Return all lines where the word "regarding" can be found.

-=-=-

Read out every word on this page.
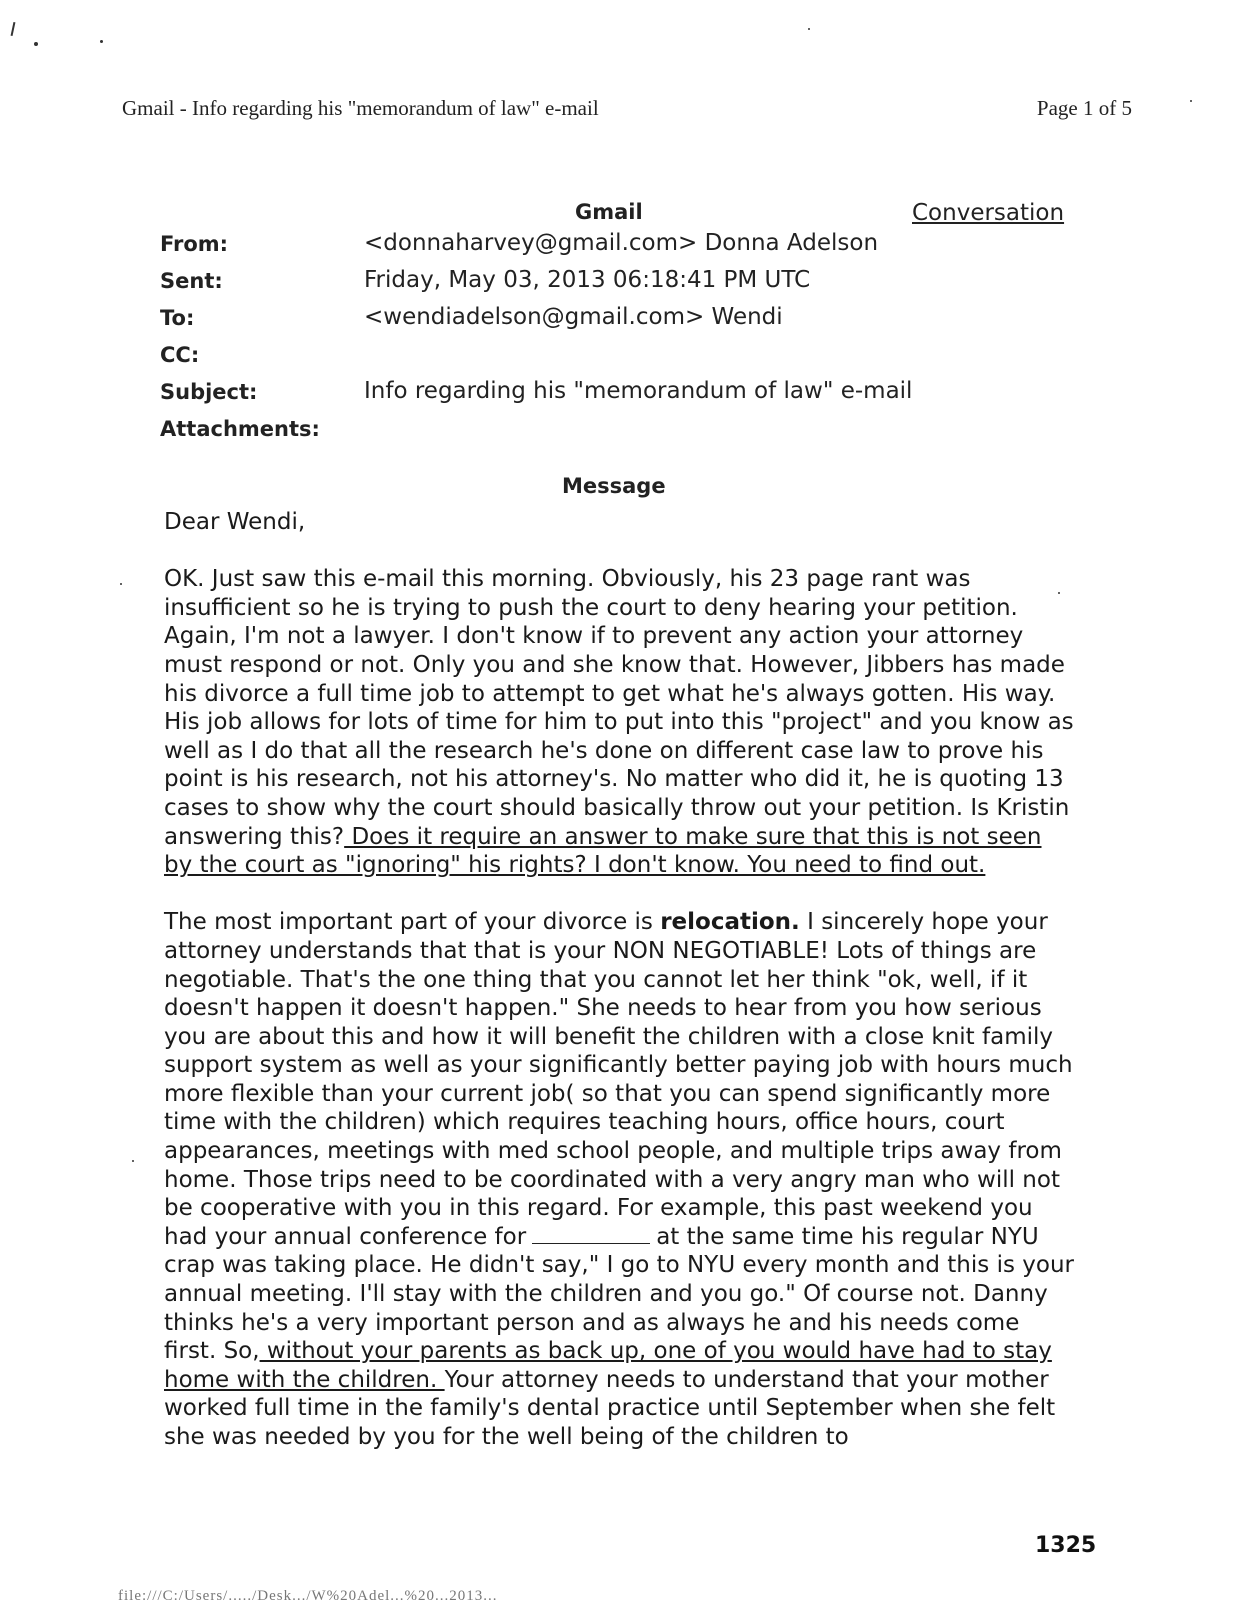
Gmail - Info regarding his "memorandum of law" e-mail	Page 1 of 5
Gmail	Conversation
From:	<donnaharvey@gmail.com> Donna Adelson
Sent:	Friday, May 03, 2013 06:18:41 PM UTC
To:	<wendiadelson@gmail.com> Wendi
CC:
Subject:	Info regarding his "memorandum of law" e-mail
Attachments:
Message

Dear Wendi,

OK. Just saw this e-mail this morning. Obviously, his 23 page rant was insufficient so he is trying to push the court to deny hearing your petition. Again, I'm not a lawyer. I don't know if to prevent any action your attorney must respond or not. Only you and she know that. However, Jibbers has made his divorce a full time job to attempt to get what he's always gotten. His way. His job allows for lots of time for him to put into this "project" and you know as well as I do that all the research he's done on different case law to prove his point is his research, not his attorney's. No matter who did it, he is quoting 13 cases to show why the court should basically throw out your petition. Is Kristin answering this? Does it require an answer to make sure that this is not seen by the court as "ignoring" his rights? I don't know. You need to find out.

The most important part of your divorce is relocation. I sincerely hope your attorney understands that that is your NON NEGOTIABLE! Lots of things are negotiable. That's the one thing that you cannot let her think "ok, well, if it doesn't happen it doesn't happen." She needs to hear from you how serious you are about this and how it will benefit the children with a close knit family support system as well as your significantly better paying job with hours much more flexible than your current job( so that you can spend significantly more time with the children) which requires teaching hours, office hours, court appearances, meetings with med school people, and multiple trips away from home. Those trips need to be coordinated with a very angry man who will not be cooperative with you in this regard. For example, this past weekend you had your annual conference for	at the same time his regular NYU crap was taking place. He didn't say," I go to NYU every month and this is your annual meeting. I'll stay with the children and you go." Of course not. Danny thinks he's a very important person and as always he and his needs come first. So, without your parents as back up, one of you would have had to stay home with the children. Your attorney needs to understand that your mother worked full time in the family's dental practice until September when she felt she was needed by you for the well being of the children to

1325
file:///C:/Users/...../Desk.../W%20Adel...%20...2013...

-=-=-

◆ ANSWER TO THE PROBLEM
Gmail - Info regarding his "memorandum of law" e-mail	Page 1 of 5
Subject:	Info regarding his "memorandum of law" e-mail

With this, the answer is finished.